Goal of the exercise
Reproduce the data that follows in its entirety, character for character.

━━ Given records ━━

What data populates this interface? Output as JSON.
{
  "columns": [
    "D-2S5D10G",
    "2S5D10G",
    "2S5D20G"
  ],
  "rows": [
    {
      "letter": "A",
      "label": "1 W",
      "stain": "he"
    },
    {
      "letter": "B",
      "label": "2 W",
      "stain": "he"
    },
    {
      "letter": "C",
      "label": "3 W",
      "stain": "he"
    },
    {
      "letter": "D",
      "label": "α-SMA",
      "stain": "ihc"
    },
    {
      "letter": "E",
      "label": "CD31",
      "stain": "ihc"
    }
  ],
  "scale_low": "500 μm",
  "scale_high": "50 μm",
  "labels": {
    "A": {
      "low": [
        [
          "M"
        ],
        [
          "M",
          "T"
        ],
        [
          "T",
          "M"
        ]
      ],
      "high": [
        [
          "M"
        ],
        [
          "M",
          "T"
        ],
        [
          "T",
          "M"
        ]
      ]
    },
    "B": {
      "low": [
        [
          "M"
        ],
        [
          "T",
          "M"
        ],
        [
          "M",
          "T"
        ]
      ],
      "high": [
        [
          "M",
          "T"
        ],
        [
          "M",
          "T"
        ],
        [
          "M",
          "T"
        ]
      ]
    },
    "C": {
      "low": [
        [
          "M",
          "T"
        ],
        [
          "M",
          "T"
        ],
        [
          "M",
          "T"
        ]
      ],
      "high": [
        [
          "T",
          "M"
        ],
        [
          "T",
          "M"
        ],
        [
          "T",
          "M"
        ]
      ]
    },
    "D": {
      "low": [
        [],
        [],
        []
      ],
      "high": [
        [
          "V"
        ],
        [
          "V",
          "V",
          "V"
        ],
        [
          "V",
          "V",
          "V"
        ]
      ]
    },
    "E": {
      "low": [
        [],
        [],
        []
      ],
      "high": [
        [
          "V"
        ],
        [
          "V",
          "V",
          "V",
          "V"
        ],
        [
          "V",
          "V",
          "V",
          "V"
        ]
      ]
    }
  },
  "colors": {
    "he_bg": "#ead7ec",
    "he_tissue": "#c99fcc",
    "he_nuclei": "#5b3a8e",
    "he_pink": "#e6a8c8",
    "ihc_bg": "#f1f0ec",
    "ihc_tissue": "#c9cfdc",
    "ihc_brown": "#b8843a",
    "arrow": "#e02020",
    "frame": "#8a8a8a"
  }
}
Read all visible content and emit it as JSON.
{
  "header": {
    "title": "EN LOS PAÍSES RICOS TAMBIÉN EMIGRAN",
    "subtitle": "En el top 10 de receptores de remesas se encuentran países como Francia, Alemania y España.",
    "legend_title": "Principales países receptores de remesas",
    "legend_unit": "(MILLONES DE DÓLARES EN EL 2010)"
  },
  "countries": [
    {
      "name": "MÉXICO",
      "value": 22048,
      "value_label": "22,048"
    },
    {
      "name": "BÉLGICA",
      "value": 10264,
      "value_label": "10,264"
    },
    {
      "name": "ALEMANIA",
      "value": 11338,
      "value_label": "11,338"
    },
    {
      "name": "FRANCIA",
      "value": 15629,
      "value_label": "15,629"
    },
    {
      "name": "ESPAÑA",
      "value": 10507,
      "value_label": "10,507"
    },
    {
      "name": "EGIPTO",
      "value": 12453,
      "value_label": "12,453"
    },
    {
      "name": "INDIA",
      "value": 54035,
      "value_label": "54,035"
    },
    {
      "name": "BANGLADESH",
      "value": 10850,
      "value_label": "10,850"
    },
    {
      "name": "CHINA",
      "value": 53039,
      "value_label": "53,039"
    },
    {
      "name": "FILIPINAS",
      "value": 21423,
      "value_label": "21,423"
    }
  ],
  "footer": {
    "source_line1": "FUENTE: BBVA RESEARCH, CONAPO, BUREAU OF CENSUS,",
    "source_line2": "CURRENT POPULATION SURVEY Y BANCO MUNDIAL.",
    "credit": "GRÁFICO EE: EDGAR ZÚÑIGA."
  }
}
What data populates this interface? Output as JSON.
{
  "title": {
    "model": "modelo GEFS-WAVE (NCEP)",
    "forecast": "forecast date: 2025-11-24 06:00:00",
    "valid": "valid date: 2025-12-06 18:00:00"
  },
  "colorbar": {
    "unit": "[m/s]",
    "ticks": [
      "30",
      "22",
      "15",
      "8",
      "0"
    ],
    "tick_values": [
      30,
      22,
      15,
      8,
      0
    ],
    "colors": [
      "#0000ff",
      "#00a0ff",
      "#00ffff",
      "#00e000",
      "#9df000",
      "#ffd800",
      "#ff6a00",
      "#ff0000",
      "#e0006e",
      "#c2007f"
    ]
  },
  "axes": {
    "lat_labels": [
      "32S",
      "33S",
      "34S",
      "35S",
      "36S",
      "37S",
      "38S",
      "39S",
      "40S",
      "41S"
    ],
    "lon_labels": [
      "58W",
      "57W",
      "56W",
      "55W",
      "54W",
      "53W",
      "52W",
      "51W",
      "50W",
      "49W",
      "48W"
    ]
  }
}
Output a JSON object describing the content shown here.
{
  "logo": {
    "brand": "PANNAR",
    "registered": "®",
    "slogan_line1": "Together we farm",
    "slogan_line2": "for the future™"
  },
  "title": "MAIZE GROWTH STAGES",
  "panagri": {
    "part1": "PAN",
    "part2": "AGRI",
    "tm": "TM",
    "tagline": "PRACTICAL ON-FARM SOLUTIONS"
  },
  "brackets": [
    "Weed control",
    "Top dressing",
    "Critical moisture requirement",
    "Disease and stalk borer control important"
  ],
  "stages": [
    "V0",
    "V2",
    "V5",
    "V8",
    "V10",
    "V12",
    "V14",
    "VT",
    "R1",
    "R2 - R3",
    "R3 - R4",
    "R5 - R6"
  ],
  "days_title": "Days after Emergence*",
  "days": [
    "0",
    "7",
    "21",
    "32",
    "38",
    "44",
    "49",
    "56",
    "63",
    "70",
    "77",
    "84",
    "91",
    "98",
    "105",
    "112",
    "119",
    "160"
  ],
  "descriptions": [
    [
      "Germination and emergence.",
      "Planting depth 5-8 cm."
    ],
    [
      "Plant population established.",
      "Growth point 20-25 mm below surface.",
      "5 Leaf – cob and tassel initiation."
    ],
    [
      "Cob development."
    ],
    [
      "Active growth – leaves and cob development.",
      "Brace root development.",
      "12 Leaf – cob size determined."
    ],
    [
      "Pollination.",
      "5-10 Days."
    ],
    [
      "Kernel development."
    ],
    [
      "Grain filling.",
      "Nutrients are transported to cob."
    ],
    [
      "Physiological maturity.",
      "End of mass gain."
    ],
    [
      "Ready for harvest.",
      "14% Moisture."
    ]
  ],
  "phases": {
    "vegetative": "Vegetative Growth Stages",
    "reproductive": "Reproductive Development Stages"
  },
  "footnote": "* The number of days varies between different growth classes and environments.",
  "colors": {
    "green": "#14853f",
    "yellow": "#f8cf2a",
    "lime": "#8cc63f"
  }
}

━━━

Correct result
What data populates this interface? Output as JSON.
{
  "columns": [
    "D-2S5D10G",
    "2S5D10G",
    "2S5D20G"
  ],
  "rows": [
    {
      "letter": "A",
      "label": "1 W",
      "stain": "he"
    },
    {
      "letter": "B",
      "label": "2 W",
      "stain": "he"
    },
    {
      "letter": "C",
      "label": "3 W",
      "stain": "he"
    },
    {
      "letter": "D",
      "label": "α-SMA",
      "stain": "ihc"
    },
    {
      "letter": "E",
      "label": "CD31",
      "stain": "ihc"
    }
  ],
  "scale_low": "500 μm",
  "scale_high": "50 μm",
  "labels": {
    "A": {
      "low": [
        [
          "M"
        ],
        [
          "M",
          "T"
        ],
        [
          "T",
          "M"
        ]
      ],
      "high": [
        [
          "M"
        ],
        [
          "M",
          "T"
        ],
        [
          "T",
          "M"
        ]
      ]
    },
    "B": {
      "low": [
        [
          "M"
        ],
        [
          "T",
          "M"
        ],
        [
          "M",
          "T"
        ]
      ],
      "high": [
        [
          "M",
          "T"
        ],
        [
          "M",
          "T"
        ],
        [
          "M",
          "T"
        ]
      ]
    },
    "C": {
      "low": [
        [
          "M",
          "T"
        ],
        [
          "M",
          "T"
        ],
        [
          "M",
          "T"
        ]
      ],
      "high": [
        [
          "T",
          "M"
        ],
        [
          "T",
          "M"
        ],
        [
          "T",
          "M"
        ]
      ]
    },
    "D": {
      "low": [
        [],
        [],
        []
      ],
      "high": [
        [
          "V"
        ],
        [
          "V",
          "V",
          "V"
        ],
        [
          "V",
          "V",
          "V"
        ]
      ]
    },
    "E": {
      "low": [
        [],
        [],
        []
      ],
      "high": [
        [
          "V"
        ],
        [
          "V",
          "V",
          "V",
          "V"
        ],
        [
          "V",
          "V",
          "V",
          "V"
        ]
      ]
    }
  },
  "colors": {
    "he_bg": "#ead7ec",
    "he_tissue": "#c99fcc",
    "he_nuclei": "#5b3a8e",
    "he_pink": "#e6a8c8",
    "ihc_bg": "#f1f0ec",
    "ihc_tissue": "#c9cfdc",
    "ihc_brown": "#b8843a",
    "arrow": "#e02020",
    "frame": "#8a8a8a"
  }
}
Read all visible content and emit it as JSON.
{
  "header": {
    "title": "EN LOS PAÍSES RICOS TAMBIÉN EMIGRAN",
    "subtitle": "En el top 10 de receptores de remesas se encuentran países como Francia, Alemania y España.",
    "legend_title": "Principales países receptores de remesas",
    "legend_unit": "(MILLONES DE DÓLARES EN EL 2010)"
  },
  "countries": [
    {
      "name": "MÉXICO",
      "value": 22048,
      "value_label": "22,048"
    },
    {
      "name": "BÉLGICA",
      "value": 10264,
      "value_label": "10,264"
    },
    {
      "name": "ALEMANIA",
      "value": 11338,
      "value_label": "11,338"
    },
    {
      "name": "FRANCIA",
      "value": 15629,
      "value_label": "15,629"
    },
    {
      "name": "ESPAÑA",
      "value": 10507,
      "value_label": "10,507"
    },
    {
      "name": "EGIPTO",
      "value": 12453,
      "value_label": "12,453"
    },
    {
      "name": "INDIA",
      "value": 54035,
      "value_label": "54,035"
    },
    {
      "name": "BANGLADESH",
      "value": 10850,
      "value_label": "10,850"
    },
    {
      "name": "CHINA",
      "value": 53039,
      "value_label": "53,039"
    },
    {
      "name": "FILIPINAS",
      "value": 21423,
      "value_label": "21,423"
    }
  ],
  "footer": {
    "source_line1": "FUENTE: BBVA RESEARCH, CONAPO, BUREAU OF CENSUS,",
    "source_line2": "CURRENT POPULATION SURVEY Y BANCO MUNDIAL.",
    "credit": "GRÁFICO EE: EDGAR ZÚÑIGA."
  }
}
What data populates this interface? Output as JSON.
{
  "title": {
    "model": "modelo GEFS-WAVE (NCEP)",
    "forecast": "forecast date: 2025-11-24 06:00:00",
    "valid": "valid date: 2025-12-06 18:00:00"
  },
  "colorbar": {
    "unit": "[m/s]",
    "ticks": [
      "30",
      "22",
      "15",
      "8",
      "0"
    ],
    "tick_values": [
      30,
      22,
      15,
      8,
      0
    ],
    "colors": [
      "#0000ff",
      "#00a0ff",
      "#00ffff",
      "#00e000",
      "#9df000",
      "#ffd800",
      "#ff6a00",
      "#ff0000",
      "#e0006e",
      "#c2007f"
    ]
  },
  "axes": {
    "lat_labels": [
      "32S",
      "33S",
      "34S",
      "35S",
      "36S",
      "37S",
      "38S",
      "39S",
      "40S",
      "41S"
    ],
    "lon_labels": [
      "58W",
      "57W",
      "56W",
      "55W",
      "54W",
      "53W",
      "52W",
      "51W",
      "50W",
      "49W",
      "48W"
    ]
  }
}
Output a JSON object describing the content shown here.
{
  "logo": {
    "brand": "PANNAR",
    "registered": "®",
    "slogan_line1": "Together we farm",
    "slogan_line2": "for the future™"
  },
  "title": "MAIZE GROWTH STAGES",
  "panagri": {
    "part1": "PAN",
    "part2": "AGRI",
    "tm": "TM",
    "tagline": "PRACTICAL ON-FARM SOLUTIONS"
  },
  "brackets": [
    "Weed control",
    "Top dressing",
    "Critical moisture requirement",
    "Disease and stalk borer control important"
  ],
  "stages": [
    "V0",
    "V2",
    "V5",
    "V8",
    "V10",
    "V12",
    "V14",
    "VT",
    "R1",
    "R2 - R3",
    "R3 - R4",
    "R5 - R6"
  ],
  "days_title": "Days after Emergence*",
  "days": [
    "0",
    "7",
    "21",
    "32",
    "38",
    "44",
    "49",
    "56",
    "63",
    "70",
    "77",
    "84",
    "91",
    "98",
    "105",
    "112",
    "119",
    "160"
  ],
  "descriptions": [
    [
      "Germination and emergence.",
      "Planting depth 5-8 cm."
    ],
    [
      "Plant population established.",
      "Growth point 20-25 mm below surface.",
      "5 Leaf – cob and tassel initiation."
    ],
    [
      "Cob development."
    ],
    [
      "Active growth – leaves and cob development.",
      "Brace root development.",
      "12 Leaf – cob size determined."
    ],
    [
      "Pollination.",
      "5-10 Days."
    ],
    [
      "Kernel development."
    ],
    [
      "Grain filling.",
      "Nutrients are transported to cob."
    ],
    [
      "Physiological maturity.",
      "End of mass gain."
    ],
    [
      "Ready for harvest.",
      "14% Moisture."
    ]
  ],
  "phases": {
    "vegetative": "Vegetative Growth Stages",
    "reproductive": "Reproductive Development Stages"
  },
  "footnote": "* The number of days varies between different growth classes and environments.",
  "colors": {
    "green": "#14853f",
    "yellow": "#f8cf2a",
    "lime": "#8cc63f"
  }
}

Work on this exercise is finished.